STORED DATA:
========================================================================

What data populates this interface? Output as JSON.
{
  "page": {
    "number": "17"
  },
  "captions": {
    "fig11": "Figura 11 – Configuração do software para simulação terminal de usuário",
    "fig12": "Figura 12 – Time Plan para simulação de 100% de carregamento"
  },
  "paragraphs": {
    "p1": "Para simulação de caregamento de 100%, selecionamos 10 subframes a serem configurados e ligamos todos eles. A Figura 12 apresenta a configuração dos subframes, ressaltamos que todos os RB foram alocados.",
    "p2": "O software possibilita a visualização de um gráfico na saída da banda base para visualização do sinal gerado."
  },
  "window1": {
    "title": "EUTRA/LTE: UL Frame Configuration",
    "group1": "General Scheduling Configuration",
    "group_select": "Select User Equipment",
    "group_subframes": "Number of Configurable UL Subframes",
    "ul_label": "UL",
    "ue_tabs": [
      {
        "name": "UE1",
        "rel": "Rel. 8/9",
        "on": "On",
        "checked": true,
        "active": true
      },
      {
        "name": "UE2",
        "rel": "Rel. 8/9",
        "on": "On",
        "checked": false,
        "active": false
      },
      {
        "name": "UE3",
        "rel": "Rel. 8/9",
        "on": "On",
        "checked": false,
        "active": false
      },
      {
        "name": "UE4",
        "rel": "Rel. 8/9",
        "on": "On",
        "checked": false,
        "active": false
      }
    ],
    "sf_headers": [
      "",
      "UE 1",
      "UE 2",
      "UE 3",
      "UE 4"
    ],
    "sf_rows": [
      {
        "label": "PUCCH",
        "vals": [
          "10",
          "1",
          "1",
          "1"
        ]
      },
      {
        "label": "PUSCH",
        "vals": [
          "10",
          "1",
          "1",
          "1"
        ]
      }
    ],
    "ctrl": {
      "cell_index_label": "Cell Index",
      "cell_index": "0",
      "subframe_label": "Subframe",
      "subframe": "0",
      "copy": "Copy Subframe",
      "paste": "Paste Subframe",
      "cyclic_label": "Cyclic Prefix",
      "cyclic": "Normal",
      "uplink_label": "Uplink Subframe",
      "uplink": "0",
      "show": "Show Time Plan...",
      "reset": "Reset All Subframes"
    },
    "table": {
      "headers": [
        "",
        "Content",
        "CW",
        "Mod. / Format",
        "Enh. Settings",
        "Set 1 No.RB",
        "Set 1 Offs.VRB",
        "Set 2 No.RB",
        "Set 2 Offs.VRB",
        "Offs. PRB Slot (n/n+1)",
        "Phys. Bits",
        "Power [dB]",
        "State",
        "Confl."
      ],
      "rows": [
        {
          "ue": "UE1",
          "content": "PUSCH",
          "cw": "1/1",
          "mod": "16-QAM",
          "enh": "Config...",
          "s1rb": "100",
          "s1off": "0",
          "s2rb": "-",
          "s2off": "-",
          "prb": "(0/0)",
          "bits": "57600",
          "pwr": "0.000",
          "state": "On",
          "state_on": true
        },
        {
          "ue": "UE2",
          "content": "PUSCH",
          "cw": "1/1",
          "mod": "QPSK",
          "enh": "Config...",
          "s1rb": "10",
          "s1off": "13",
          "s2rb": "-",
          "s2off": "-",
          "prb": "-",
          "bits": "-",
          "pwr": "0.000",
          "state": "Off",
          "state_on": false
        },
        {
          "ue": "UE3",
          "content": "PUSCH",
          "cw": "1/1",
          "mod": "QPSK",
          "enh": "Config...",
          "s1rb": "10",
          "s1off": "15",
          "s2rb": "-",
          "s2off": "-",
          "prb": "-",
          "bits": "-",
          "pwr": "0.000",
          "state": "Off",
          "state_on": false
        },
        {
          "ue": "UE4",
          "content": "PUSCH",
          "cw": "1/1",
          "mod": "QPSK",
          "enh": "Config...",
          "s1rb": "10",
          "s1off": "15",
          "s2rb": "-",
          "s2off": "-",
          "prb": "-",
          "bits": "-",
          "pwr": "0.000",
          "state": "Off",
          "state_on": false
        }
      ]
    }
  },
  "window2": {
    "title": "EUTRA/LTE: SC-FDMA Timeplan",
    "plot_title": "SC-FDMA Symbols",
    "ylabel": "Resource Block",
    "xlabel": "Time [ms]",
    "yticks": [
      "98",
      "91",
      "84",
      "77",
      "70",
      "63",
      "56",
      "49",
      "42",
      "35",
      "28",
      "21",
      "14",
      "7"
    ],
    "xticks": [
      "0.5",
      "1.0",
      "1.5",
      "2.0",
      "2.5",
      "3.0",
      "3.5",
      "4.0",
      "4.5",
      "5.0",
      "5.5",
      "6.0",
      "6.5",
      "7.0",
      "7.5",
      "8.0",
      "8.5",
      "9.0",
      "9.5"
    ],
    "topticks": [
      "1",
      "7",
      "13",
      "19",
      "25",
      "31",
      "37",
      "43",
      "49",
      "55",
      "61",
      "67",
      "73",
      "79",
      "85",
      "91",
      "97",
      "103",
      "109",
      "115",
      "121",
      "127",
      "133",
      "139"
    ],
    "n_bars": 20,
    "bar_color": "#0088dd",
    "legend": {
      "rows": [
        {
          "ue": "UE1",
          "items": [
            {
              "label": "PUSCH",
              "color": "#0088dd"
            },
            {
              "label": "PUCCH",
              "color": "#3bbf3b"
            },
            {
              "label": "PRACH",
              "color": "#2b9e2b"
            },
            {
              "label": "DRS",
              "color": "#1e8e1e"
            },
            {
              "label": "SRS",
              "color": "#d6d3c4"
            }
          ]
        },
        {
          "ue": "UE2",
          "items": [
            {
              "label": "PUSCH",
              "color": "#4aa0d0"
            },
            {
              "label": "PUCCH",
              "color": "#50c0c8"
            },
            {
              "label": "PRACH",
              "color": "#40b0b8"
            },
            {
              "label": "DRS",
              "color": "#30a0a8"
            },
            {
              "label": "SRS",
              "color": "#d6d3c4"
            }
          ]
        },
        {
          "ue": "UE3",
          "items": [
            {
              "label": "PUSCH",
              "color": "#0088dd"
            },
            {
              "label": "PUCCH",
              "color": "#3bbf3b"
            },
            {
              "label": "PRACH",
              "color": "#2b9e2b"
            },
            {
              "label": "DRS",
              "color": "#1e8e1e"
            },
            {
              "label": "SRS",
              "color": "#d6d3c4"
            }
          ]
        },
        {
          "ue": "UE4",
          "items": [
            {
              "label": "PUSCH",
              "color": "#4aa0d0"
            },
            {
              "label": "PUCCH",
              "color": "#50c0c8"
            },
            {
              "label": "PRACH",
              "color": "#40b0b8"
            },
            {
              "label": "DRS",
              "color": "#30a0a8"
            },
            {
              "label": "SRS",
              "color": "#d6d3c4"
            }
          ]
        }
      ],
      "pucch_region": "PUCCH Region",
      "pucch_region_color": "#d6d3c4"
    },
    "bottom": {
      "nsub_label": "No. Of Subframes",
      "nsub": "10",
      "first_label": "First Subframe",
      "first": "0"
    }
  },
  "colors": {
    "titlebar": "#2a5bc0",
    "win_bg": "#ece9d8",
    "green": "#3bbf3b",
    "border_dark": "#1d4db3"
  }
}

========================================================================

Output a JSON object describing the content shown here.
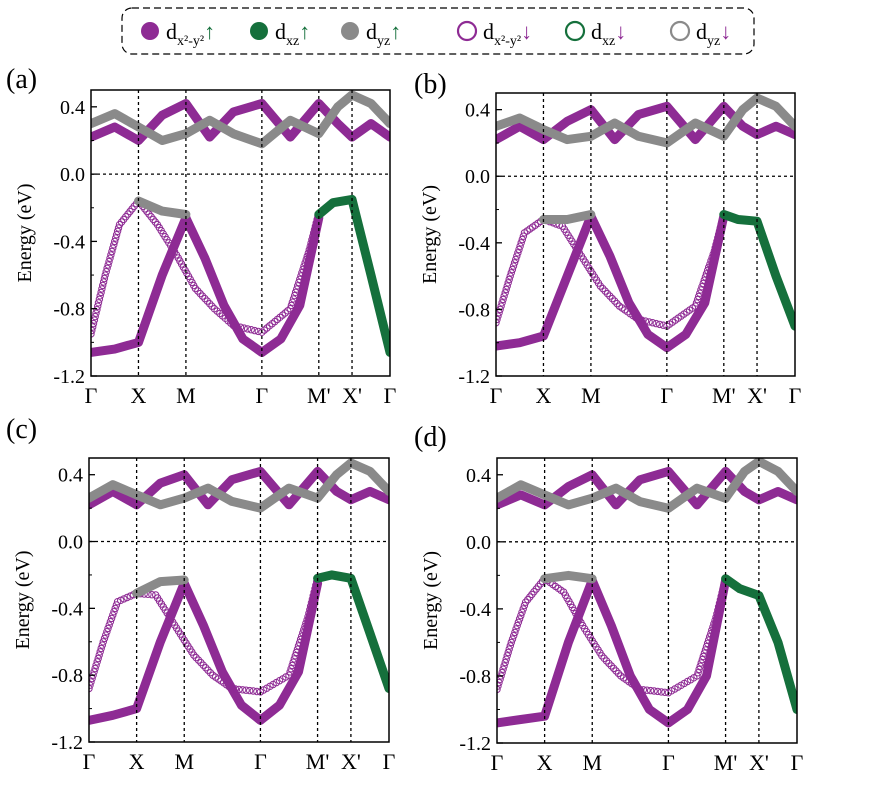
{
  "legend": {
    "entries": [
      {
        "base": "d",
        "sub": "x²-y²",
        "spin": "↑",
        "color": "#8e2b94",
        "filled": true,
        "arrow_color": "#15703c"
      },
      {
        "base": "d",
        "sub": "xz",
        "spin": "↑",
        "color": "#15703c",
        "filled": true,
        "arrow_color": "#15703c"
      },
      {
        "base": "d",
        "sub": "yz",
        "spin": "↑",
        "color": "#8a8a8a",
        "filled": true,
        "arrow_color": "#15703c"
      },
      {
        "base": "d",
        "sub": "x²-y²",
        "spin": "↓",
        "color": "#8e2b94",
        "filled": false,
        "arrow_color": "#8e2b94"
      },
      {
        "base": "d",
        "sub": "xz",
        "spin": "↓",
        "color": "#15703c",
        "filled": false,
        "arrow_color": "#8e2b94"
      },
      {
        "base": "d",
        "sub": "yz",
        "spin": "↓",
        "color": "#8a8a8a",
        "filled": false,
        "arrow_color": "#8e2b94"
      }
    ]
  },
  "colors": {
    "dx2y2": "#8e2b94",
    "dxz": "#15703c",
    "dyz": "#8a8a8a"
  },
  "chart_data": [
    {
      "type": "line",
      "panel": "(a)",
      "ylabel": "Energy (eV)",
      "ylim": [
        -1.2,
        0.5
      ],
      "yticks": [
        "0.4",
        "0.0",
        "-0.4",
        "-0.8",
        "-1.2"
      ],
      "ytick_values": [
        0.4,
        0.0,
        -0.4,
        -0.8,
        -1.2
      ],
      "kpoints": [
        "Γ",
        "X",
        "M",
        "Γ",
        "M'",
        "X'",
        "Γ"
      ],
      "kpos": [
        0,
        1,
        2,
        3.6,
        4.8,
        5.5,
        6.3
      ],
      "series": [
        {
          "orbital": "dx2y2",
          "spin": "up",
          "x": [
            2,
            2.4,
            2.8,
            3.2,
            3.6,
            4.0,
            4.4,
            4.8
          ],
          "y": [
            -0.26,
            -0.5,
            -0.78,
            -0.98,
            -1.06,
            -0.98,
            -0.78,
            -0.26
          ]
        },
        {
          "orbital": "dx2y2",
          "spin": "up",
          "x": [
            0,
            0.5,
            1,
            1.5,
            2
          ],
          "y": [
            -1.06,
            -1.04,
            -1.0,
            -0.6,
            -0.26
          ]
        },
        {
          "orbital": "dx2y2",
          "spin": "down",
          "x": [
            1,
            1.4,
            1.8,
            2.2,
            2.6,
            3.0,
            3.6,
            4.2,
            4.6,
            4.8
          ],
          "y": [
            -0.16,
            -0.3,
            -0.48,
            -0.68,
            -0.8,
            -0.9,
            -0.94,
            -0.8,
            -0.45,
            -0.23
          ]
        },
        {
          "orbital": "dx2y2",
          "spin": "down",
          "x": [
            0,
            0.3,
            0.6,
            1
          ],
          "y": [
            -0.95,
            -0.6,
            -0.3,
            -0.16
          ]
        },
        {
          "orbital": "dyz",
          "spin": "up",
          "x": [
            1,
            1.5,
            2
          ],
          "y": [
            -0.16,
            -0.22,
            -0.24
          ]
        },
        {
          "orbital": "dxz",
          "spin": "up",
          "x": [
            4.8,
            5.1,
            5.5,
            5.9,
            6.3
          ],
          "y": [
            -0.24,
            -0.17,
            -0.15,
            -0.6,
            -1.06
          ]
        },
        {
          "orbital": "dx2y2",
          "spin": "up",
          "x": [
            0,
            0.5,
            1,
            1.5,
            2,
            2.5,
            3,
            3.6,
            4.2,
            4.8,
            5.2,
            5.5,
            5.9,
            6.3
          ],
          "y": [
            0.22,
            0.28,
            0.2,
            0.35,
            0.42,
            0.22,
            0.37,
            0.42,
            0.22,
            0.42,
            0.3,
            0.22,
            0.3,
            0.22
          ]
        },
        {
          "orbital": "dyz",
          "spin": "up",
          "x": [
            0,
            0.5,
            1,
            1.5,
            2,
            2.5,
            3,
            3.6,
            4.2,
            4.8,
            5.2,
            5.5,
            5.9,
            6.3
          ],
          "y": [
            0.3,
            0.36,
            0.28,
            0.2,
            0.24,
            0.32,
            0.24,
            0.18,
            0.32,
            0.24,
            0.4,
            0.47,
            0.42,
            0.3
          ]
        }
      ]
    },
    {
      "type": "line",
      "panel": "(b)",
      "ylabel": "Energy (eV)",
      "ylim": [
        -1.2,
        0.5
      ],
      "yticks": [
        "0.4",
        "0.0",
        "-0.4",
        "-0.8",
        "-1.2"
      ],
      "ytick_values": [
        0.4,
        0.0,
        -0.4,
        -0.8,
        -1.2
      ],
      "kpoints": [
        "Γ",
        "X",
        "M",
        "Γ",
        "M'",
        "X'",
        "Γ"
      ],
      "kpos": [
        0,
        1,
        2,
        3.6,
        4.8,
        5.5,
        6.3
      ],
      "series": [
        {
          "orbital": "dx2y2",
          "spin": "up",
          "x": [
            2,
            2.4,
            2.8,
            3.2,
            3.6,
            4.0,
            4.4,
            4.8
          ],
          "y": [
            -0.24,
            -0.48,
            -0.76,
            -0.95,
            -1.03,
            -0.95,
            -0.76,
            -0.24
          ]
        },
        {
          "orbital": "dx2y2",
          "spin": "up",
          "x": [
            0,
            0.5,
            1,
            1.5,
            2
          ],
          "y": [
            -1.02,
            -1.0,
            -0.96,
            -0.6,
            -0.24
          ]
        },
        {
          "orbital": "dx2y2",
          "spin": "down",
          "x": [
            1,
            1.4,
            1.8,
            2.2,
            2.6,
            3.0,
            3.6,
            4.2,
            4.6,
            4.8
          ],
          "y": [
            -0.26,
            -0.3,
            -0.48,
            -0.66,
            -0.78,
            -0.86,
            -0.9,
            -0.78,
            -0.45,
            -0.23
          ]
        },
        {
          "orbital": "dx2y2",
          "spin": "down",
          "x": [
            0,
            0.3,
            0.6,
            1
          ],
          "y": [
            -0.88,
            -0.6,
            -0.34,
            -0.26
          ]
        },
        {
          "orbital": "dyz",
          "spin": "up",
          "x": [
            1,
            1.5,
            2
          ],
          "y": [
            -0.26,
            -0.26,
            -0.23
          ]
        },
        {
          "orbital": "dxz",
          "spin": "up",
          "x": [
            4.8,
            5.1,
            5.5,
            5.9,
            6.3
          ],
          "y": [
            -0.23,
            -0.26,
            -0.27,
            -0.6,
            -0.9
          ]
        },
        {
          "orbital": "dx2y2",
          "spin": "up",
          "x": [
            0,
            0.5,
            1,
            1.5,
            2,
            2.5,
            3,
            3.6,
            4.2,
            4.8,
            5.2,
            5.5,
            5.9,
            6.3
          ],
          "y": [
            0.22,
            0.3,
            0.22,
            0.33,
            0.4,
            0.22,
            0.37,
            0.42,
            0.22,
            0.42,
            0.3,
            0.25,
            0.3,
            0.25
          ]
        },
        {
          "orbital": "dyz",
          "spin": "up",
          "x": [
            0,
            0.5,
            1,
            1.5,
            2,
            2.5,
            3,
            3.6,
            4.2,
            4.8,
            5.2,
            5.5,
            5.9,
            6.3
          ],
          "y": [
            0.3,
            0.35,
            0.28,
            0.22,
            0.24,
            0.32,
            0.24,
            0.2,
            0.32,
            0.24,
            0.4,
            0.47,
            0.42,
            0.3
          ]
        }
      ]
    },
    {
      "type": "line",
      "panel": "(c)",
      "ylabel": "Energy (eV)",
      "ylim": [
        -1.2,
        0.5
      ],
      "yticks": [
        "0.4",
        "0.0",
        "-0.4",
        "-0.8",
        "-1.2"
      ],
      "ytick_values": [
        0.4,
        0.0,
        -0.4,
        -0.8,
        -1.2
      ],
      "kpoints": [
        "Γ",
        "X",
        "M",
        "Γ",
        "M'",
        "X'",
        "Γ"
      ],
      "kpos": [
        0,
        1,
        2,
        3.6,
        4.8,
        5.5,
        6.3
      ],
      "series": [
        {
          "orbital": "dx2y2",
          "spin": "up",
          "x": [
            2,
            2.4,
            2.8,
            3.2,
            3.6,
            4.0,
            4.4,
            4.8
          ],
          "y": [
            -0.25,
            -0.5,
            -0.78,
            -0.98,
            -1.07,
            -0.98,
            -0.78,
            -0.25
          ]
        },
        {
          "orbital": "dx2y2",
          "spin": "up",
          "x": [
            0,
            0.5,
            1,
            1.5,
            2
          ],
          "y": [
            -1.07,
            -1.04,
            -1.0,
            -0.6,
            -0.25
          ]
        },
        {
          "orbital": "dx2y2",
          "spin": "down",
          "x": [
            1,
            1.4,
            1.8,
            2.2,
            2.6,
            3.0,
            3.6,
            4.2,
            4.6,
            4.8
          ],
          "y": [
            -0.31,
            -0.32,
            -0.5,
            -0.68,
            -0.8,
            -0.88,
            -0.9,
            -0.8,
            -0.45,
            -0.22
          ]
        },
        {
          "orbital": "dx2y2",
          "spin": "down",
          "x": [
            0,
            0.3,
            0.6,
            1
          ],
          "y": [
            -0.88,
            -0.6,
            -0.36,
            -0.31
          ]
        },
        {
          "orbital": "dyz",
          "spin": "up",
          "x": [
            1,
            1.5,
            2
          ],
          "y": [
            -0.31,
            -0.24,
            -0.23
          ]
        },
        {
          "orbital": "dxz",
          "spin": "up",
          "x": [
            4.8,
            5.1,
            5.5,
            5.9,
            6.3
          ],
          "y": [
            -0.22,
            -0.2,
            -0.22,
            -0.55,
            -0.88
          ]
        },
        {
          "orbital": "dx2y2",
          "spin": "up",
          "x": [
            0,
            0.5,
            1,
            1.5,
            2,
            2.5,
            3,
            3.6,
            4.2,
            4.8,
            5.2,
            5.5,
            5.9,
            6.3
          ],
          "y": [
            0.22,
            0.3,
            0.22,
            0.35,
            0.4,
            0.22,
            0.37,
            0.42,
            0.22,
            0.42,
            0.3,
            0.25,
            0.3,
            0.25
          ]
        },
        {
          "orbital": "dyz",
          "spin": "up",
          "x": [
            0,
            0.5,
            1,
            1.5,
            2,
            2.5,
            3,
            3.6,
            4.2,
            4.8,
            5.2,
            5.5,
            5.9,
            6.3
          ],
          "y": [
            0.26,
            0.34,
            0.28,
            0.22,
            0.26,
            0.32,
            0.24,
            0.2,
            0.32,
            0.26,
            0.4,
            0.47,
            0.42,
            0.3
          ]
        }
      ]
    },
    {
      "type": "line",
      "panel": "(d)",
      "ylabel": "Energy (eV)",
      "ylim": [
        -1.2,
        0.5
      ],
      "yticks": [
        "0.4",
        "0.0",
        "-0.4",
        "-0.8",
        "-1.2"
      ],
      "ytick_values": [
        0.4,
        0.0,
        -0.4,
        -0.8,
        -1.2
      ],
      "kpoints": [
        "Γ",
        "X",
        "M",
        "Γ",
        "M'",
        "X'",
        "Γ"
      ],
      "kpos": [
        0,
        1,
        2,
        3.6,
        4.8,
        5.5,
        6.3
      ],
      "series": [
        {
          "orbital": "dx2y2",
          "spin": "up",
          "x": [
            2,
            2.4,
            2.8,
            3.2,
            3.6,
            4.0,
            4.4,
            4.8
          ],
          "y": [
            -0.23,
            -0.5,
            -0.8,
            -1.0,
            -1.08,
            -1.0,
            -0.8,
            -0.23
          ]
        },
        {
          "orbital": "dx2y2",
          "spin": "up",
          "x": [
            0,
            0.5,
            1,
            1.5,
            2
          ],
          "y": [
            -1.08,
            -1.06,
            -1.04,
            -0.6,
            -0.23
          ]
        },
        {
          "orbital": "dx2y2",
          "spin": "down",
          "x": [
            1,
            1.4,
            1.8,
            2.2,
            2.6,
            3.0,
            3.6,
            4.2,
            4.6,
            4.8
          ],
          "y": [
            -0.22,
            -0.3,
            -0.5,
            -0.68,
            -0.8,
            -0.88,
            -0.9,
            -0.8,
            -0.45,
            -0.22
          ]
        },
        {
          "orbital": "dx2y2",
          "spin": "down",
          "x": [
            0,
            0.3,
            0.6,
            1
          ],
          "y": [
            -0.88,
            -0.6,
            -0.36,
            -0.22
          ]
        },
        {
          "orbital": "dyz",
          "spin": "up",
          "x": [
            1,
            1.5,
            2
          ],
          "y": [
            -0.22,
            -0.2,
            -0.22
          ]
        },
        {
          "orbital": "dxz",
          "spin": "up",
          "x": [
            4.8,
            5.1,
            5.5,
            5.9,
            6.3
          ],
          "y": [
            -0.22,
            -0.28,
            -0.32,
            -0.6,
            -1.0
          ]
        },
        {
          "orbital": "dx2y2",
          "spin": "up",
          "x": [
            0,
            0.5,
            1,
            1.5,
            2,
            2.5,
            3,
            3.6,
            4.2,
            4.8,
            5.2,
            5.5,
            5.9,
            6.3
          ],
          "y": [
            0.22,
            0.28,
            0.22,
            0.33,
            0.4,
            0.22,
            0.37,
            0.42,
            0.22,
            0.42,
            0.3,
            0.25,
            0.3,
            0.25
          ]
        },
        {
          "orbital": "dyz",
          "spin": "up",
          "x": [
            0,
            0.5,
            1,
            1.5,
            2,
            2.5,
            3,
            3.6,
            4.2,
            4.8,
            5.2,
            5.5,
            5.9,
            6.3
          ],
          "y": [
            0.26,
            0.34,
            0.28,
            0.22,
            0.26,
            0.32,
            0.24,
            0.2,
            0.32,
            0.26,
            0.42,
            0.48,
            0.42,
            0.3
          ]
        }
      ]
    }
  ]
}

========================================================================

TASK OBJECTIVE:
Scan the listing above and copy all lines containing the word "Offs".

ANSWER BELOW:
        "Set 1 Offs.VRB",
        "Set 2 Offs.VRB",
        "Offs. PRB Slot (n/n+1)",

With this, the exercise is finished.